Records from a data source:
▬▬▬▬▬▬▬▬▬▬
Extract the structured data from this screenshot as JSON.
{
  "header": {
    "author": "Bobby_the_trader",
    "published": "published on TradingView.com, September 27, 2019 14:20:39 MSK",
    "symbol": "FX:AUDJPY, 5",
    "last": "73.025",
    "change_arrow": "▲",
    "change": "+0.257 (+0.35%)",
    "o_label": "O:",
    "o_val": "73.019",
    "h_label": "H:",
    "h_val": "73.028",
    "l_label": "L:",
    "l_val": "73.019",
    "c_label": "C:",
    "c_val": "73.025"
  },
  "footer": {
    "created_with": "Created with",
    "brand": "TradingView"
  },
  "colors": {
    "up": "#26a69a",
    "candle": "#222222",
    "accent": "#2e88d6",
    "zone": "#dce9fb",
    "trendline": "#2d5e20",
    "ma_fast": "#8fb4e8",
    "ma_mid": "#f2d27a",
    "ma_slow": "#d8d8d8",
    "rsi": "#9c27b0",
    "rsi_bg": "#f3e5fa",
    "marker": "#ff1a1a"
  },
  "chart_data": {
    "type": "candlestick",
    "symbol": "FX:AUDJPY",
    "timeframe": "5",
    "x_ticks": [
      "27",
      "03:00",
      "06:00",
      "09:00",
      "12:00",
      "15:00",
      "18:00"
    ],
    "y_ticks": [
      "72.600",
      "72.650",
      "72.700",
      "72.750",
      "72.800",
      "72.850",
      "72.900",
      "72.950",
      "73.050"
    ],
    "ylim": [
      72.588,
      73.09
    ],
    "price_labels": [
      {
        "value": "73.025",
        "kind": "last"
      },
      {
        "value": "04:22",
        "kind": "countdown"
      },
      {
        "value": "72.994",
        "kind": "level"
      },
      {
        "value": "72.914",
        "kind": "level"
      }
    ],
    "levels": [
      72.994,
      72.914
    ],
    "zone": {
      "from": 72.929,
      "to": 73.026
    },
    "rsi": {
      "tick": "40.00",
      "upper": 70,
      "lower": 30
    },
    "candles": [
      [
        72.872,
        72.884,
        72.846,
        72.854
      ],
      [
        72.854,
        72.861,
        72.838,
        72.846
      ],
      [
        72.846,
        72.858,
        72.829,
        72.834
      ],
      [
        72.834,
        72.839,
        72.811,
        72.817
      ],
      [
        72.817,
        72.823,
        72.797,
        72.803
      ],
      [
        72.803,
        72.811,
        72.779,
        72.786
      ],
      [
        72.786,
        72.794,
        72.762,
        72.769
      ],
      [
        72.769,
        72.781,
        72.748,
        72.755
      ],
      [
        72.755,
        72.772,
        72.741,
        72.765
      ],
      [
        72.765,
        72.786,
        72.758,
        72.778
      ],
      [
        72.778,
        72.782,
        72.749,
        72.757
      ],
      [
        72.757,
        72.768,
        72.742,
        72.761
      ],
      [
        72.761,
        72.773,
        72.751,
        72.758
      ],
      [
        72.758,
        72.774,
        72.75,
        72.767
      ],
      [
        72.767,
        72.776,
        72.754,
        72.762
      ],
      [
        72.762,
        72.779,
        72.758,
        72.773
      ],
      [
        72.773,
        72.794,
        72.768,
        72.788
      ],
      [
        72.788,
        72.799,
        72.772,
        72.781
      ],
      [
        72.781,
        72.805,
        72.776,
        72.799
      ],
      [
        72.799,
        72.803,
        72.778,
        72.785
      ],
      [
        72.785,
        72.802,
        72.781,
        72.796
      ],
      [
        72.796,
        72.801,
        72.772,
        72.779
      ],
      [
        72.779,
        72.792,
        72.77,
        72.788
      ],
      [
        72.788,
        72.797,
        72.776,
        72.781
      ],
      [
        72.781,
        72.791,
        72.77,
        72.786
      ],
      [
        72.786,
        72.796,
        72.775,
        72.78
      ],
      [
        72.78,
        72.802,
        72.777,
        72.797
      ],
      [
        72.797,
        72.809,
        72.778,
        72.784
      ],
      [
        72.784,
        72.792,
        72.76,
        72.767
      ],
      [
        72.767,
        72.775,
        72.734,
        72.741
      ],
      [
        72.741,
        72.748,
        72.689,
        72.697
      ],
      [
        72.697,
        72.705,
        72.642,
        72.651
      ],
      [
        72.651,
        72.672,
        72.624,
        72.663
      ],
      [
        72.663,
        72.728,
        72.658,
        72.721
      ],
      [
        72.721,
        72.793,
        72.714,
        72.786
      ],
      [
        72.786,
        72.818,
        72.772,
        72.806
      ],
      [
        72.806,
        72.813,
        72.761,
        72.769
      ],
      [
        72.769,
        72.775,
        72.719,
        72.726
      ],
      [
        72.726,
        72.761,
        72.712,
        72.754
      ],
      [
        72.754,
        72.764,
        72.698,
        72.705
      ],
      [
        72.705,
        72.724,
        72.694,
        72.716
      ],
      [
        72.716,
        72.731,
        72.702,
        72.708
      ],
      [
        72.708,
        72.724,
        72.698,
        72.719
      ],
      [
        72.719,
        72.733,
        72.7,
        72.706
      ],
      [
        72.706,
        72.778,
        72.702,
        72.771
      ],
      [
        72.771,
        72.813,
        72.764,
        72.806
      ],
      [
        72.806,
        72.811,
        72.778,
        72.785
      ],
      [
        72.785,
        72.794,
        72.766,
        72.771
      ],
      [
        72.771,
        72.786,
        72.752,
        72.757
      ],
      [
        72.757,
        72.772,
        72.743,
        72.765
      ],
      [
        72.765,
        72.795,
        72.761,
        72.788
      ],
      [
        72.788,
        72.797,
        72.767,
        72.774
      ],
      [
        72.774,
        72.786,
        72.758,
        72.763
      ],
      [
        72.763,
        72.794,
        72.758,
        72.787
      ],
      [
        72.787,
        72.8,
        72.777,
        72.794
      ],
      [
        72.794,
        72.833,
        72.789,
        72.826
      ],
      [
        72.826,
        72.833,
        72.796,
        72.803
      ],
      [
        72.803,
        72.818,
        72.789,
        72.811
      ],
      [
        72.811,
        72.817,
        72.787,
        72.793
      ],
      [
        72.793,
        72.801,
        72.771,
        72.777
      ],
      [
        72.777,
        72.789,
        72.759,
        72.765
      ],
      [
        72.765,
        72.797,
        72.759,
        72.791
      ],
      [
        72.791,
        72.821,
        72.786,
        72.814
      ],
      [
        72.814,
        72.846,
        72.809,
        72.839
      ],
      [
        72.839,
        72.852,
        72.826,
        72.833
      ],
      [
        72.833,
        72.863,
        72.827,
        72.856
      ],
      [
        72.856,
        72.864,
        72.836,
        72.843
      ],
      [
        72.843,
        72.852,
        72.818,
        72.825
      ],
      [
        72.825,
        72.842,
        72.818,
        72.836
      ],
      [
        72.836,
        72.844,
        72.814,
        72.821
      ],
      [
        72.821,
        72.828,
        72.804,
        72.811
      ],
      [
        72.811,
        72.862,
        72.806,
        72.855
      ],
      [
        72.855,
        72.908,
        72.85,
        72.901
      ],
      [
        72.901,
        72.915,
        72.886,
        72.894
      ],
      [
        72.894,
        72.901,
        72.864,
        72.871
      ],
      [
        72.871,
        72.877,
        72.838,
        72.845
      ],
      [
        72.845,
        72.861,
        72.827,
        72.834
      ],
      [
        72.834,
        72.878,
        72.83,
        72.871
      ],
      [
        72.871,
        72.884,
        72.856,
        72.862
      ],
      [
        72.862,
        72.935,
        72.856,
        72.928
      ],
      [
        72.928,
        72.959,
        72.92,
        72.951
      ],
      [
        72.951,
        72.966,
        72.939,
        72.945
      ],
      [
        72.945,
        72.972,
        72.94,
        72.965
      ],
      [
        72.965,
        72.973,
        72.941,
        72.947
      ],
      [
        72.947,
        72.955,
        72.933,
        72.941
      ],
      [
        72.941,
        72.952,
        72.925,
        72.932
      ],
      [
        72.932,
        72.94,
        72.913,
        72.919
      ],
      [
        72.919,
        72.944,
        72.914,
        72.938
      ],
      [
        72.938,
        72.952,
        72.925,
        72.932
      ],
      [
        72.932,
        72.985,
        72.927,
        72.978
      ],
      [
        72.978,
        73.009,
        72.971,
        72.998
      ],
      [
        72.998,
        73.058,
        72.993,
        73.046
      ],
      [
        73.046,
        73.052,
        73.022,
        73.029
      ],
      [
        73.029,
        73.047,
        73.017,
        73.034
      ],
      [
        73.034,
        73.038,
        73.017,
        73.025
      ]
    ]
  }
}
▬▬▬▬▬▬▬▬▬▬
## What you are asked to do
Pull out all lines in the data above that include "value".

## Output below
        "value": "73.025",
        "value": "04:22",
        "value": "72.994",
        "value": "72.914",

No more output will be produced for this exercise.